**Task description:**
In the material below, find every line with "thee" and pull it out.

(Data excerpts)
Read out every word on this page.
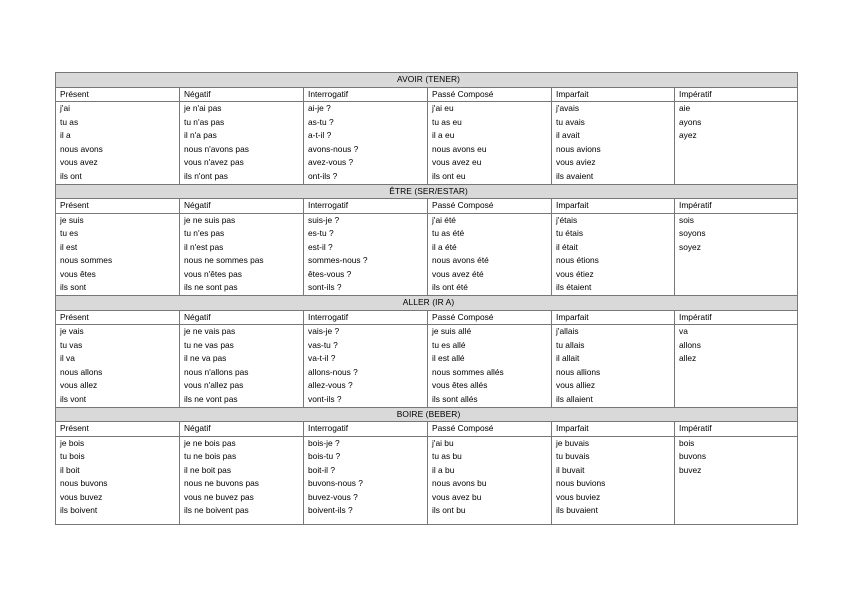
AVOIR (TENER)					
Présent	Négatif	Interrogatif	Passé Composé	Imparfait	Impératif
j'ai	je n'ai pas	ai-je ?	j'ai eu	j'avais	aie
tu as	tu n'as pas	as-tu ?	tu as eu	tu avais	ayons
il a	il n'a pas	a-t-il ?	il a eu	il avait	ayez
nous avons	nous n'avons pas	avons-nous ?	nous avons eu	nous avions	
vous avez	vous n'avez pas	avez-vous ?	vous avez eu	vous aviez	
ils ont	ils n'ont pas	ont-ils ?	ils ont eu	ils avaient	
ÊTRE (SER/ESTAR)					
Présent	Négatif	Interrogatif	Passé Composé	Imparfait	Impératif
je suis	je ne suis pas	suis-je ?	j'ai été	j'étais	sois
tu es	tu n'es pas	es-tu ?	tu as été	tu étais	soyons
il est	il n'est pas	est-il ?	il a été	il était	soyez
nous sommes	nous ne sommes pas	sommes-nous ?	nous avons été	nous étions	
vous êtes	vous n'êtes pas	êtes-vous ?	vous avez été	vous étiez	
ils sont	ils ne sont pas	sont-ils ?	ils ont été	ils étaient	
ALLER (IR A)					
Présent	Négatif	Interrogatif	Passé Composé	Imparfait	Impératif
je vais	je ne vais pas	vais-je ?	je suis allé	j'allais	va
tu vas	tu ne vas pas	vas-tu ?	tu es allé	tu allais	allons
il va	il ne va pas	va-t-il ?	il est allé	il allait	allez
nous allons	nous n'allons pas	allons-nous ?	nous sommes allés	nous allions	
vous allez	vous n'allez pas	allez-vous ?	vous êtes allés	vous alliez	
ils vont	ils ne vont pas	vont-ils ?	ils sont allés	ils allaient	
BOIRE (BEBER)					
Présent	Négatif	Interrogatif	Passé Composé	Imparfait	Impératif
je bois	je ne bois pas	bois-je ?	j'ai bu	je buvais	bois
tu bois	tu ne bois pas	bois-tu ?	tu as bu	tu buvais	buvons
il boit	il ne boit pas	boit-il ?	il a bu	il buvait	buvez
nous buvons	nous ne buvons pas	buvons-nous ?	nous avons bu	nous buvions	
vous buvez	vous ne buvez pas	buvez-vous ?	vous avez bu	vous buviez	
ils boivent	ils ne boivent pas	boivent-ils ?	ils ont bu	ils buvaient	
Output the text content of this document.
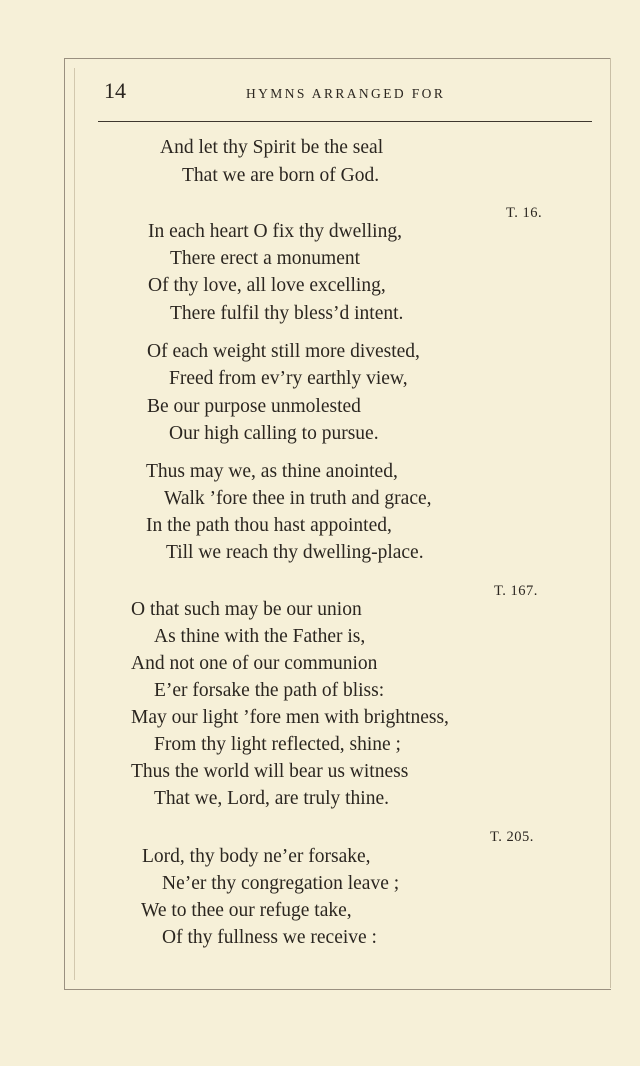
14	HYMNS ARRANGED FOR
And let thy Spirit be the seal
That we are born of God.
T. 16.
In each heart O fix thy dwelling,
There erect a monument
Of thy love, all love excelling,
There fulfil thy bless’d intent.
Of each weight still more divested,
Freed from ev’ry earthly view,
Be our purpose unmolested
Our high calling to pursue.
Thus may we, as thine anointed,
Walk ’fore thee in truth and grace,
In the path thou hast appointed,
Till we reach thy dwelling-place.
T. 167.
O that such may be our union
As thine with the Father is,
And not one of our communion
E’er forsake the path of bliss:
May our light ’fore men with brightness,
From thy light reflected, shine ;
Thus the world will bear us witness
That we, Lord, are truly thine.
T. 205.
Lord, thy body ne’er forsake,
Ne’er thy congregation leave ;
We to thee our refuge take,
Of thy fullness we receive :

**Exercise solution:**
Walk ’fore thee in truth and grace,
We to thee our refuge take,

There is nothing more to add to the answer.